> [What the task asks]:
Filter these entries so that only lines with the word "Give" remain.

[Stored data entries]

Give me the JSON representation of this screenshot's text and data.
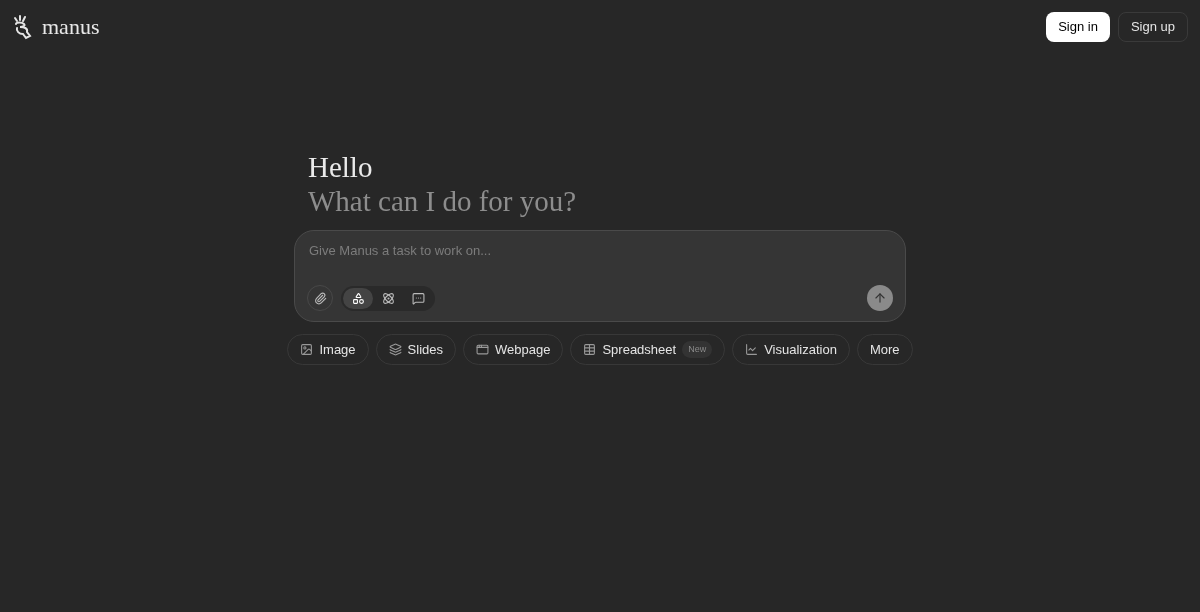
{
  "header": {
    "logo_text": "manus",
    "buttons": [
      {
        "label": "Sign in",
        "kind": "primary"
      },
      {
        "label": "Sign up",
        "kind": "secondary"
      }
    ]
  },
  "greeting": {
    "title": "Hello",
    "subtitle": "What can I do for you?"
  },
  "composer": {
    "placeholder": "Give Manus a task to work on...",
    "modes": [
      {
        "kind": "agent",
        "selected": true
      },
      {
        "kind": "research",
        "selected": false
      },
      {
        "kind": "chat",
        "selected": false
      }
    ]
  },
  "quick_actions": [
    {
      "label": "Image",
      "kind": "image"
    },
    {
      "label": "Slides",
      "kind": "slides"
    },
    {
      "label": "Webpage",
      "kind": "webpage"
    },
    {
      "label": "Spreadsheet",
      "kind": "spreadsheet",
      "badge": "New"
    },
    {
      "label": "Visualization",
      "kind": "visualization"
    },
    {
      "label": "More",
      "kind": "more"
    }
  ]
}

> [The completed task]:
Give me the JSON representation of this screenshot's text and data.
    "placeholder": "Give Manus a task to work on...",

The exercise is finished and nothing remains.